> **Texto proporcionado**
....................

Se trata de la persona que se sienta, ora y apoya a sus amigos, familia, vecinos y casi a cualquiera que comparta las luchas de su vida. Es alguien que escucha a otra persona para alcanzar claridad. El escuchar santo es la práctica de vaciarnos de nosotros mismos, llegando a ser nada y reconociendo que nada sabemos.Cuando faltan las palabras
Durante el verano, manejé a través del país para juntarme con mi familia extendida y celebrar el milagro de que mis abuelos –de 89 y 90 años–sobrevivieron el Covid-19. También tuve la oportunidad de encontrarme con algunos amigos que no había visto por meses, no sólo por el aislamiento social, sino porque me mude del sudeste del país en 2018.
Un amigo en particular sorpresivamente me envió un texto cuando vio que había publicado mi llegada a Phoenix. Me dijo que verdaderamente quería juntarse para tomar café y conversar. Acordamos juntarnos en un café del valle del este. Este era un amigo con el cual no había tenido la oportunidad de hablar en persona por casi dos años. Así que, teníamos mucho de qué hablar.
En medio de la conversación, inesperadamente me preguntó “¿Crees que Dios deja que la gente buena sufra cosas malas?” Me quedé sorprendido. Me dije a mí mismo: “No estoy hablando con una persona religiosa, así que ¿cómo le respondo con prudencia?”
Le respondí: “Algunas veces algunas cosas le pasan a personas que amamos y admiramos que están fuera de nuestro control. No creo que Dios planee nuestra muerte”. Me preguntó: “¿Entonces cómo Dios creó este virus? ¿Qué bien ha traído a la vida de todos?”
Sin pensarlo respondí: “Mis abuelos vencieron el virus. Todas las estadísticas estaban en contra de ellos, ¡pero lo lograron! El bien que esto produjo fue darme la oportunidad de pasar tiempo con toda mi familia. Esta es la única razón por la que ahora estoy conversando contigo. Dios no crea la naturaleza para matarnos. Somos la creación de Dios. Es nuestra culpa como humanos el no haber prevenido y atacado esta pandemia con más eficacia”.
Sus ojos se llenaron de lágrimas y su rostro se inundó de una expresión de incredulidad, y me dijo: “¿Por qué Dios dejó que mi abuelo muriera de Covid sin nadie junto a él?”

....................

> **Ítems mostrados**
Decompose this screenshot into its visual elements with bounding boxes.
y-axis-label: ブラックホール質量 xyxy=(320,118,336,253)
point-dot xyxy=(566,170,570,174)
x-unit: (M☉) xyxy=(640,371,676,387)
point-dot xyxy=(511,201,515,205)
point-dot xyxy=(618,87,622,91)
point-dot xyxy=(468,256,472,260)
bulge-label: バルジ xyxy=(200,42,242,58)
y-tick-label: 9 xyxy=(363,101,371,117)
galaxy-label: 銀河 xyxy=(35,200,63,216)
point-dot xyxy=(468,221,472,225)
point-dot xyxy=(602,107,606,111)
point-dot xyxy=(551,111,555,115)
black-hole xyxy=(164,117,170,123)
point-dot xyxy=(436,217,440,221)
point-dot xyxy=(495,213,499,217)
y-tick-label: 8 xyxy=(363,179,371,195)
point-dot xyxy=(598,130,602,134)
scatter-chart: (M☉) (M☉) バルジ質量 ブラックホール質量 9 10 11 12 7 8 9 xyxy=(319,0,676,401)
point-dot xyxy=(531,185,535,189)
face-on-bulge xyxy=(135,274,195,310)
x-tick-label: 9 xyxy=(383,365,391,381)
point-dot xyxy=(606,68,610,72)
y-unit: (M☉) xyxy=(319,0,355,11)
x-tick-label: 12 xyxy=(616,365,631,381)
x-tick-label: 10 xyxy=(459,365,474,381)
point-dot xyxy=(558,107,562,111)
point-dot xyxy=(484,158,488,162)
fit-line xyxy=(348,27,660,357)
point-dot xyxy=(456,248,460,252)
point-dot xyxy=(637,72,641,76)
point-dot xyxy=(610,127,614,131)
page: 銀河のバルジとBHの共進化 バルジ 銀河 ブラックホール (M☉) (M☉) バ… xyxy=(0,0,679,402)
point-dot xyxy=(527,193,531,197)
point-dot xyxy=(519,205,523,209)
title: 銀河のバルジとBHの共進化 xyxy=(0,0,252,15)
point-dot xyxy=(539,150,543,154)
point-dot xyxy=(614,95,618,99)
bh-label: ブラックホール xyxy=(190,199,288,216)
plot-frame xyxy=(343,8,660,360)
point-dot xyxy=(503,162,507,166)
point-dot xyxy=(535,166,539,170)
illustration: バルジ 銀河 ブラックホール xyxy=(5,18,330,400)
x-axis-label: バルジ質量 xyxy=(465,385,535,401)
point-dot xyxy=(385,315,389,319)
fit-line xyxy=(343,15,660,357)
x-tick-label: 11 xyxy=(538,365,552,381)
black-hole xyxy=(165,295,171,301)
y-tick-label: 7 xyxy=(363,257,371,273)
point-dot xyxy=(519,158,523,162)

....................

> **Tarea A**
En el relato del café con un amigo, ¿qué edades tenían los abuelos que sobrevivieron al Covid-19?
> **Tarea B**
Por favor, retoma el relato del café con un amigo justo después de su última frase y continúalo.

> **Respuesta escrita A**
89 y 90 años.

> **Respuesta escrita B**
Sentí que mi corazón de desplomaba. No tuve gracia ni compasión. Mis palabras no tenían sentido porque hablé sin entender. Nada en mi respuesta fue bondadoso. Traté de defender a un Dios que no necesita ser defendido. Al intentar consolar a mi amigo, lo juzgué sin saber dónde estaba su corazón.
Le pedí perdón por mi ignorancia. Después de este encuentro, cada uno se fue por su propio camino y no hemos hablado desde entonces. Durante mi largo viaje de vuelta, luché con la interacción que arruiné. Por millas y millas de cielo abierto me pregunté ‘¿Qué podría haber dicho diferente?’
Nuestros corazones hablan
Meses más tarde, me topé con una práctica espiritual que algunos terapeutas creyentes recomiendan. Se trataba del libro de Margaret Guenther, Holy Listening: The Art of Spiritual Direction. La autora guía a terapeutas y consejeros para que con bondad y firmeza se sienten con la gente que sufre para encontrarlos allí donde están, para después avanzar juntos.
Ese fue mi error. Por meses me había estado formulando la pregunta incorrecta en cuanto a la fracasada consejería que le ofrecí a mi amigo. En lugar de preguntar “¿Qué debería haber dicho”, debería haberme preguntado “¿Cómo debería haber escuchado”.
El escuchar santo no es un súper poder que puede enseñarse sólo a quienes van al seminario. De hecho, la sociedad puede beneficiarse de que todos aprendamos a escuchar con nuestros corazones antes de oír con nuestros oídos.
De modo que, ¿Qué podemos hacer con esto? Reconozcamos que si somos humildes podremos abrirnos para escuchar e involucrarnos con aquellos que ansían ser escuchados. Esta es una invitación a entablar una relación espiritual más profunda que el tan solo oír y conversar.